— Text extract —
My son is starting college this year. I want to sit him down to help him learn how to set a budget, but he is resisting. How much should I press him?
No matter what your son is majoring in or how much he ends up earning during his career, learning how to set and live on a budget is one of those critical life lessons that will impact him for years — really, decades — to come. If he doesn’t learn how to manage his money now, he very well may regret it later when he has to deal with the consequences. If you’re going to insist on anything, insist he at least sit down with you to talk about it.
It’s not unusual for a young person to stonewall when a parent wants to offer guidance. He is probably feeling like he is on the brink of independence and doesn’t want to acknowledge that he still needs a parent’s helping hand every once in a while. But this is important, and worth putting up with some teenage sullenness.

— Items —
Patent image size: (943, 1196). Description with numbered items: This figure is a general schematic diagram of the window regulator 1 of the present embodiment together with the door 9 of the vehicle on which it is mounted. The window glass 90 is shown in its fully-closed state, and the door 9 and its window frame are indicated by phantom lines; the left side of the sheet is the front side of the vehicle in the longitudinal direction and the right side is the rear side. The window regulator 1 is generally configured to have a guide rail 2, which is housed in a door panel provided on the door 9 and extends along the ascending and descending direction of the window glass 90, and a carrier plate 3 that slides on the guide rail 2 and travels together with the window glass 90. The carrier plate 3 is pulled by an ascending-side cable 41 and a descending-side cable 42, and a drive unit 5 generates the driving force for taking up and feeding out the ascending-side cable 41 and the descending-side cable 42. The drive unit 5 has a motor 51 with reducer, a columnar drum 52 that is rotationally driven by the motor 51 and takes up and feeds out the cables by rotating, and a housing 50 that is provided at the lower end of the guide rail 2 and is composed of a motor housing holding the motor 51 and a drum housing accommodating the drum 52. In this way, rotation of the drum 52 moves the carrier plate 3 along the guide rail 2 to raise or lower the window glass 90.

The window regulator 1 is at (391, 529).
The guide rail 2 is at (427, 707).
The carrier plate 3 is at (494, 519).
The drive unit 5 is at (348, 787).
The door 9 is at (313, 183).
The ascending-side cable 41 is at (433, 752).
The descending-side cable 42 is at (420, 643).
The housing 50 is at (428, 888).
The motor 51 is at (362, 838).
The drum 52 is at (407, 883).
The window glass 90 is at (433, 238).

— Stated task A —
From the budgeting advice, reproduce the part that opens with the words containing "No matter what" and closes with "talk about it.".
— Stated task B —
Translate this sentence from the budgeting advice into Spanish: "It’s not unusual for a young person to stonewall when a parent wants to offer guidance."
The items have no connection to the budgeting advice.

— Expected answer A —
No matter what your son is majoring in or how much he ends up earning during his career, learning how to set and live on a budget is one of those critical life lessons that will impact him for years — really, decades — to come. If he doesn’t learn how to manage his money now, he very well may regret it later when he has to deal with the consequences. If you’re going to insist on anything, insist he at least sit down with you to talk about it.

— Expected answer B —
No es inusual que un joven se cierre en banda cuando uno de sus padres quiere orientarlo.